Scan the records below. List lines holding "median".

Recorded data:
※

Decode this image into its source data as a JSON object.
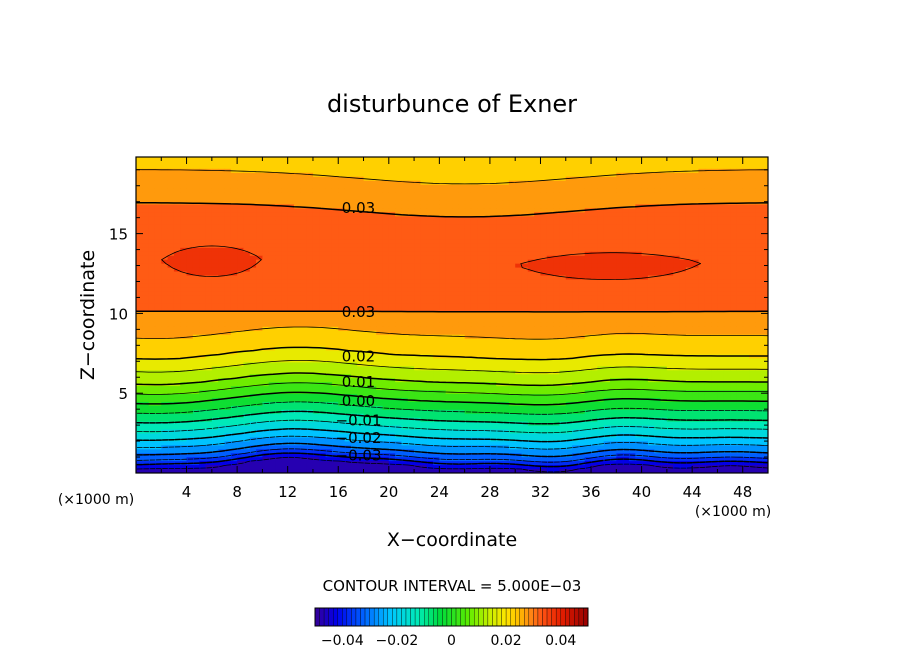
{
  "chart_data": {
    "type": "heatmap",
    "title": "disturbunce of Exner",
    "xlabel": "X−coordinate",
    "ylabel": "Z−coordinate",
    "x_unit": "(×1000 m)",
    "y_unit": "(×1000 m)",
    "xlim": [
      0,
      50
    ],
    "ylim": [
      0,
      19.8
    ],
    "x_ticks": [
      4,
      8,
      12,
      16,
      20,
      24,
      28,
      32,
      36,
      40,
      44,
      48
    ],
    "y_ticks": [
      5,
      10,
      15
    ],
    "contour_interval_text": "CONTOUR INTERVAL = 5.000E−03",
    "contour_interval": 0.005,
    "color_range": [
      -0.05,
      0.05
    ],
    "colorbar_ticks": [
      {
        "value": -0.04,
        "label": "−0.04"
      },
      {
        "value": -0.02,
        "label": "−0.02"
      },
      {
        "value": 0,
        "label": "0"
      },
      {
        "value": 0.02,
        "label": "0.02"
      },
      {
        "value": 0.04,
        "label": "0.04"
      }
    ],
    "contour_labels": [
      {
        "text": "0.03",
        "x": 17.6,
        "z": 16.6
      },
      {
        "text": "0.03",
        "x": 17.6,
        "z": 10.1
      },
      {
        "text": "0.02",
        "x": 17.6,
        "z": 7.3
      },
      {
        "text": "0.01",
        "x": 17.6,
        "z": 5.7
      },
      {
        "text": "0.00",
        "x": 17.6,
        "z": 4.5
      },
      {
        "text": "−0.01",
        "x": 17.6,
        "z": 3.3
      },
      {
        "text": "−0.02",
        "x": 17.6,
        "z": 2.2
      },
      {
        "text": "−0.03",
        "x": 17.6,
        "z": 1.1
      }
    ]
  }
}
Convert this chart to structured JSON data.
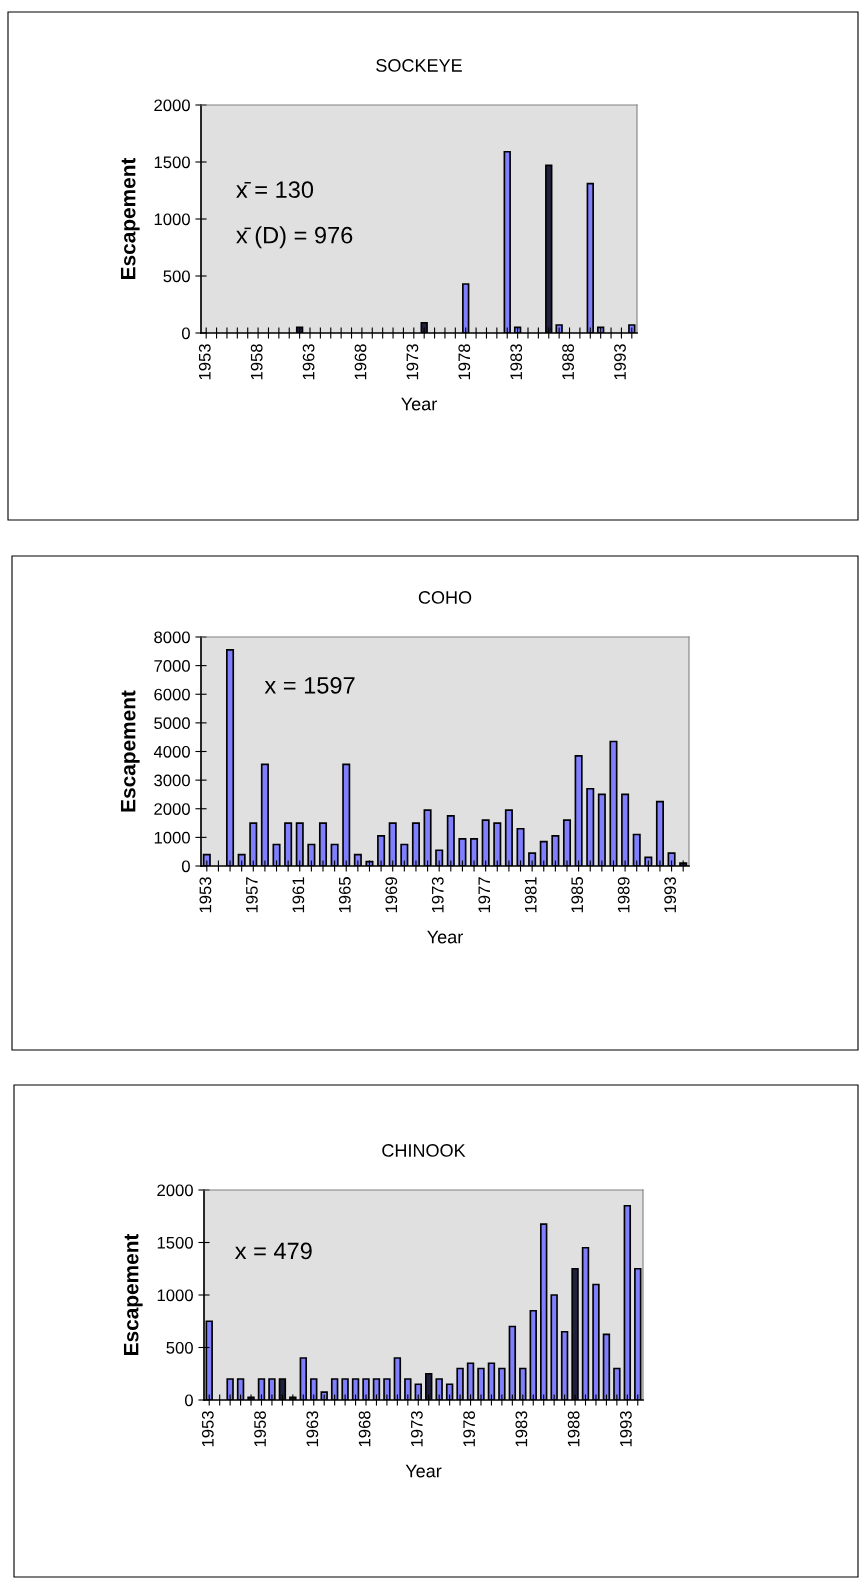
{
  "chart_data": [
    {
      "type": "bar",
      "title": "SOCKEYE",
      "xlabel": "Year",
      "ylabel": "Escapement",
      "annotations": [
        "x̄ = 130",
        "x̄ (D) = 976"
      ],
      "categories": [
        "1953",
        null,
        null,
        null,
        null,
        "1958",
        null,
        null,
        null,
        null,
        "1963",
        null,
        null,
        null,
        null,
        "1968",
        null,
        null,
        null,
        null,
        "1973",
        null,
        null,
        null,
        null,
        "1978",
        null,
        null,
        null,
        null,
        "1983",
        null,
        null,
        null,
        null,
        "1988",
        null,
        null,
        null,
        null,
        "1993",
        null
      ],
      "values": [
        null,
        null,
        null,
        null,
        null,
        null,
        null,
        null,
        null,
        50,
        null,
        null,
        null,
        null,
        null,
        null,
        null,
        null,
        null,
        null,
        null,
        90,
        null,
        null,
        null,
        430,
        null,
        null,
        null,
        1590,
        50,
        null,
        null,
        1470,
        70,
        null,
        null,
        1310,
        50,
        null,
        null,
        70
      ],
      "colors": [
        "#8080ff",
        "#8080ff",
        "#8080ff",
        "#8080ff",
        "#8080ff",
        "#8080ff",
        "#8080ff",
        "#8080ff",
        "#8080ff",
        "#202040",
        "#8080ff",
        "#8080ff",
        "#8080ff",
        "#8080ff",
        "#8080ff",
        "#8080ff",
        "#8080ff",
        "#8080ff",
        "#8080ff",
        "#8080ff",
        "#8080ff",
        "#202040",
        "#8080ff",
        "#8080ff",
        "#8080ff",
        "#8080ff",
        "#8080ff",
        "#8080ff",
        "#8080ff",
        "#8080ff",
        "#8080ff",
        "#8080ff",
        "#8080ff",
        "#202040",
        "#8080ff",
        "#8080ff",
        "#8080ff",
        "#8080ff",
        "#8080ff",
        "#8080ff",
        "#8080ff",
        "#8080ff"
      ],
      "ylim": [
        0,
        2000
      ],
      "yticks": [
        0,
        500,
        1000,
        1500,
        2000
      ],
      "grid": false,
      "legend": false
    },
    {
      "type": "bar",
      "title": "COHO",
      "xlabel": "Year",
      "ylabel": "Escapement",
      "annotations": [
        "x = 1597"
      ],
      "categories": [
        "1953",
        null,
        null,
        null,
        "1957",
        null,
        null,
        null,
        "1961",
        null,
        null,
        null,
        "1965",
        null,
        null,
        null,
        "1969",
        null,
        null,
        null,
        "1973",
        null,
        null,
        null,
        "1977",
        null,
        null,
        null,
        "1981",
        null,
        null,
        null,
        "1985",
        null,
        null,
        null,
        "1989",
        null,
        null,
        null,
        "1993",
        null
      ],
      "values": [
        400,
        null,
        7550,
        400,
        1500,
        3550,
        750,
        1500,
        1500,
        750,
        1500,
        750,
        3550,
        400,
        150,
        1050,
        1500,
        750,
        1500,
        1950,
        550,
        1750,
        950,
        950,
        1600,
        1500,
        1950,
        1300,
        450,
        850,
        1050,
        1600,
        3850,
        2700,
        2500,
        4350,
        2500,
        1100,
        300,
        2250,
        450,
        100
      ],
      "colors": [
        "#8080ff",
        "#8080ff",
        "#8080ff",
        "#8080ff",
        "#8080ff",
        "#8080ff",
        "#8080ff",
        "#8080ff",
        "#8080ff",
        "#8080ff",
        "#8080ff",
        "#8080ff",
        "#8080ff",
        "#8080ff",
        "#8080ff",
        "#8080ff",
        "#8080ff",
        "#8080ff",
        "#8080ff",
        "#8080ff",
        "#8080ff",
        "#8080ff",
        "#8080ff",
        "#8080ff",
        "#8080ff",
        "#8080ff",
        "#8080ff",
        "#8080ff",
        "#8080ff",
        "#8080ff",
        "#8080ff",
        "#8080ff",
        "#8080ff",
        "#8080ff",
        "#8080ff",
        "#8080ff",
        "#8080ff",
        "#8080ff",
        "#8080ff",
        "#8080ff",
        "#8080ff",
        "#202040"
      ],
      "ylim": [
        0,
        8000
      ],
      "yticks": [
        0,
        1000,
        2000,
        3000,
        4000,
        5000,
        6000,
        7000,
        8000
      ],
      "grid": false,
      "legend": false
    },
    {
      "type": "bar",
      "title": "CHINOOK",
      "xlabel": "Year",
      "ylabel": "Escapement",
      "annotations": [
        "x = 479"
      ],
      "categories": [
        "1953",
        null,
        null,
        null,
        null,
        "1958",
        null,
        null,
        null,
        null,
        "1963",
        null,
        null,
        null,
        null,
        "1968",
        null,
        null,
        null,
        null,
        "1973",
        null,
        null,
        null,
        null,
        "1978",
        null,
        null,
        null,
        null,
        "1983",
        null,
        null,
        null,
        null,
        "1988",
        null,
        null,
        null,
        null,
        "1993",
        null
      ],
      "values": [
        750,
        null,
        200,
        200,
        25,
        200,
        200,
        200,
        25,
        400,
        200,
        75,
        200,
        200,
        200,
        200,
        200,
        200,
        400,
        200,
        150,
        250,
        200,
        150,
        300,
        350,
        300,
        350,
        300,
        700,
        300,
        850,
        1675,
        1000,
        650,
        1250,
        1450,
        1100,
        625,
        300,
        1850,
        1250
      ],
      "colors": [
        "#8080ff",
        "#8080ff",
        "#8080ff",
        "#8080ff",
        "#202040",
        "#8080ff",
        "#8080ff",
        "#202040",
        "#202040",
        "#8080ff",
        "#8080ff",
        "#8080ff",
        "#8080ff",
        "#8080ff",
        "#8080ff",
        "#8080ff",
        "#8080ff",
        "#8080ff",
        "#8080ff",
        "#8080ff",
        "#8080ff",
        "#202040",
        "#8080ff",
        "#8080ff",
        "#8080ff",
        "#8080ff",
        "#8080ff",
        "#8080ff",
        "#8080ff",
        "#8080ff",
        "#8080ff",
        "#8080ff",
        "#8080ff",
        "#8080ff",
        "#8080ff",
        "#202040",
        "#8080ff",
        "#8080ff",
        "#8080ff",
        "#8080ff",
        "#8080ff",
        "#8080ff"
      ],
      "ylim": [
        0,
        2000
      ],
      "yticks": [
        0,
        500,
        1000,
        1500,
        2000
      ],
      "grid": false,
      "legend": false
    }
  ]
}
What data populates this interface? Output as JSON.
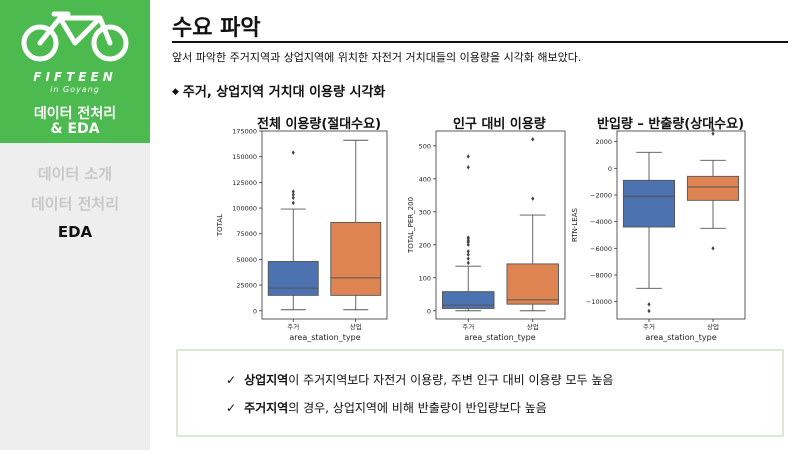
{
  "sidebar": {
    "brand_name": "FIFTEEN",
    "brand_sub": "in Goyang",
    "section_line1": "데이터 전처리",
    "section_line2": "& EDA",
    "nav": [
      "데이터 소개",
      "데이터 전처리",
      "EDA"
    ],
    "active_nav": "EDA"
  },
  "header": {
    "title": "수요 파악",
    "subtitle": "앞서 파악한 주거지역과 상업지역에 위치한 자전거 거치대들의 이용량을 시각화 해보았다.",
    "section": "주거, 상업지역 거치대 이용량 시각화",
    "bullet_glyph": "◆"
  },
  "colors": {
    "brand_green": "#4dba4f",
    "box_blue": "#4c72b0",
    "box_orange": "#dd8452"
  },
  "chart_data": [
    {
      "type": "boxplot",
      "title": "전체 이용량(절대수요)",
      "xlabel": "area_station_type",
      "ylabel": "TOTAL",
      "categories": [
        "주거",
        "상업"
      ],
      "ylim": [
        -8000,
        175000
      ],
      "yticks": [
        0,
        25000,
        50000,
        75000,
        100000,
        125000,
        150000,
        175000
      ],
      "series": [
        {
          "name": "주거",
          "min": 1000,
          "q1": 15000,
          "median": 22000,
          "q3": 48000,
          "max": 99000,
          "outliers": [
            105000,
            110000,
            113000,
            116000,
            154000
          ]
        },
        {
          "name": "상업",
          "min": 1000,
          "q1": 15000,
          "median": 32000,
          "q3": 86000,
          "max": 166000,
          "outliers": []
        }
      ]
    },
    {
      "type": "boxplot",
      "title": "인구 대비 이용량",
      "xlabel": "area_station_type",
      "ylabel": "TOTAL_PER_200",
      "categories": [
        "주거",
        "상업"
      ],
      "ylim": [
        -25,
        545
      ],
      "yticks": [
        0,
        100,
        200,
        300,
        400,
        500
      ],
      "series": [
        {
          "name": "주거",
          "min": 0,
          "q1": 7,
          "median": 17,
          "q3": 58,
          "max": 135,
          "outliers": [
            145,
            158,
            170,
            180,
            200,
            208,
            212,
            218,
            222,
            435,
            468
          ]
        },
        {
          "name": "상업",
          "min": 0,
          "q1": 20,
          "median": 33,
          "q3": 142,
          "max": 290,
          "outliers": [
            340,
            520
          ]
        }
      ]
    },
    {
      "type": "boxplot",
      "title": "반입량 – 반출량(상대수요)",
      "xlabel": "area_station_type",
      "ylabel": "RTN-LEAS",
      "categories": [
        "주거",
        "상업"
      ],
      "ylim": [
        -11300,
        2800
      ],
      "yticks": [
        -10000,
        -8000,
        -6000,
        -4000,
        -2000,
        0,
        2000
      ],
      "series": [
        {
          "name": "주거",
          "min": -9000,
          "q1": -4400,
          "median": -2100,
          "q3": -900,
          "max": 1200,
          "outliers": [
            -10200,
            -10700
          ]
        },
        {
          "name": "상업",
          "min": -4500,
          "q1": -2400,
          "median": -1400,
          "q3": -600,
          "max": 600,
          "outliers": [
            2600,
            2900,
            -6000
          ]
        }
      ]
    }
  ],
  "summary": [
    {
      "check": "✓",
      "bold": "상업지역",
      "rest": "이 주거지역보다 자전거 이용량, 주변 인구 대비 이용량 모두 높음"
    },
    {
      "check": "✓",
      "bold": "주거지역",
      "rest": "의 경우, 상업지역에 비해 반출량이 반입량보다 높음"
    }
  ]
}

※

- [Worked answer]:
          "median": 22000,
          "median": 32000,
          "median": 17,
          "median": 33,
          "median": -2100,
          "median": -1400,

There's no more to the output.